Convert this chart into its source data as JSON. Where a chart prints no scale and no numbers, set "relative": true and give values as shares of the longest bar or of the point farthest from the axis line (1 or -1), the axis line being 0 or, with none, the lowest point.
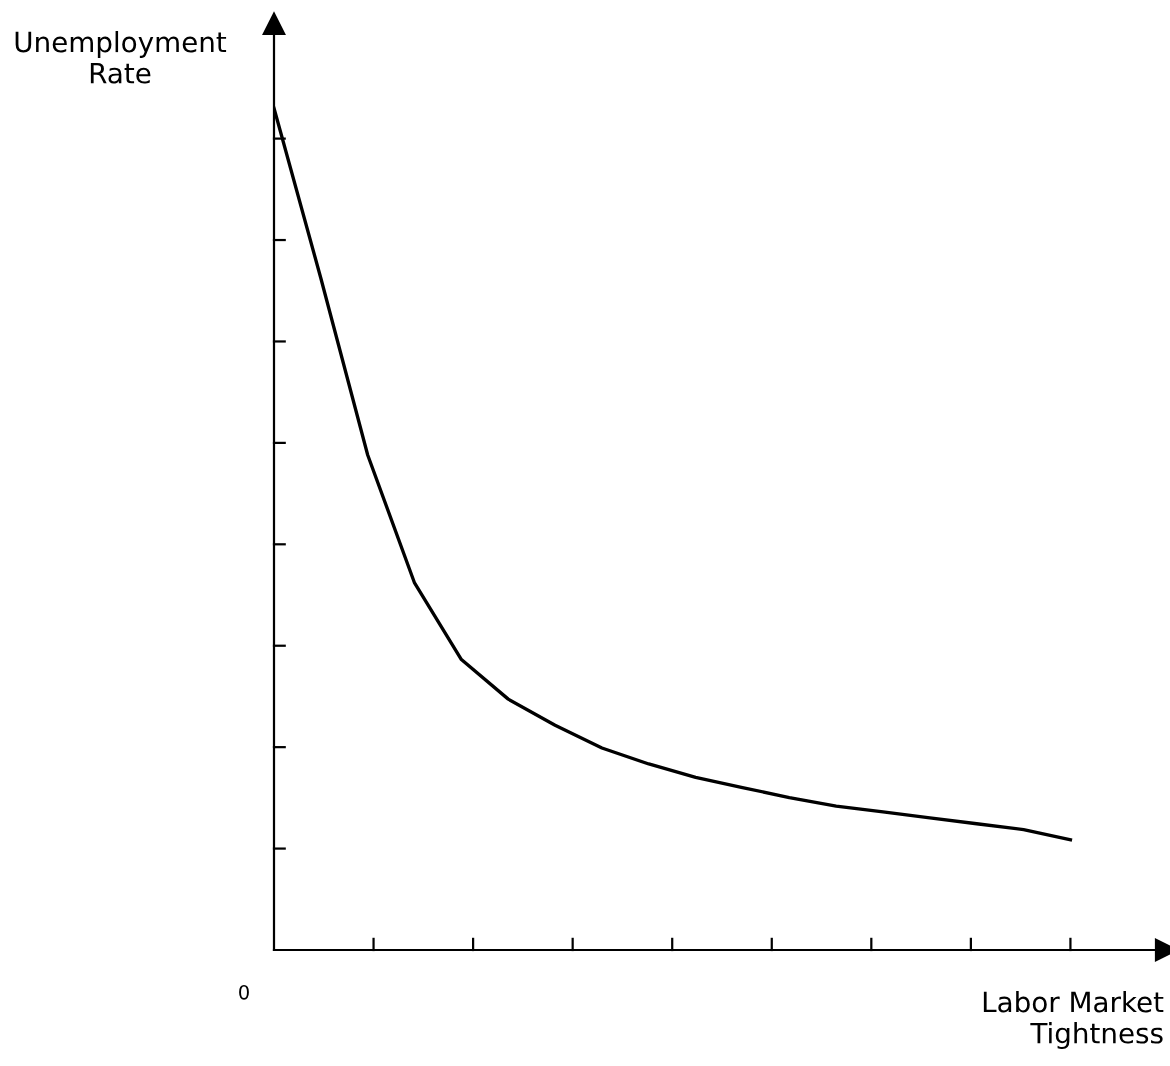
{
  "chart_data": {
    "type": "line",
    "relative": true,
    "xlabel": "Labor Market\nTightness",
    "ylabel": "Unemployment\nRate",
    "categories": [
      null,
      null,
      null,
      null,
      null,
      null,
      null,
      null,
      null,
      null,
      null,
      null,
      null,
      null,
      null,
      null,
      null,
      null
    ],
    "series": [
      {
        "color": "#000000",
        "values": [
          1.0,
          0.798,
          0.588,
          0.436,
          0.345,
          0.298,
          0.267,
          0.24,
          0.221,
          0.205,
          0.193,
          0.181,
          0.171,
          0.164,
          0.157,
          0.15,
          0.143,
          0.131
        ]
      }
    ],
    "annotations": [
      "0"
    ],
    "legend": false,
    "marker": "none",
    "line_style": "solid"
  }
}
##############################
Restate the listing above word for word, and skip the pictures.

Convert this chart into its source data as JSON. Where a chart prints no scale and no numbers, set "relative": true and give values as shares of the longest bar or of the point farthest from the axis line (1 or -1), the axis line being 0 or, with none, the lowest point.
{
  "chart_data": {
    "type": "line",
    "relative": true,
    "xlabel": "Labor Market\nTightness",
    "ylabel": "Unemployment\nRate",
    "categories": [
      null,
      null,
      null,
      null,
      null,
      null,
      null,
      null,
      null,
      null,
      null,
      null,
      null,
      null,
      null,
      null,
      null,
      null
    ],
    "series": [
      {
        "color": "#000000",
        "values": [
          1.0,
          0.798,
          0.588,
          0.436,
          0.345,
          0.298,
          0.267,
          0.24,
          0.221,
          0.205,
          0.193,
          0.181,
          0.171,
          0.164,
          0.157,
          0.15,
          0.143,
          0.131
        ]
      }
    ],
    "annotations": [
      "0"
    ],
    "legend": false,
    "marker": "none",
    "line_style": "solid"
  }
}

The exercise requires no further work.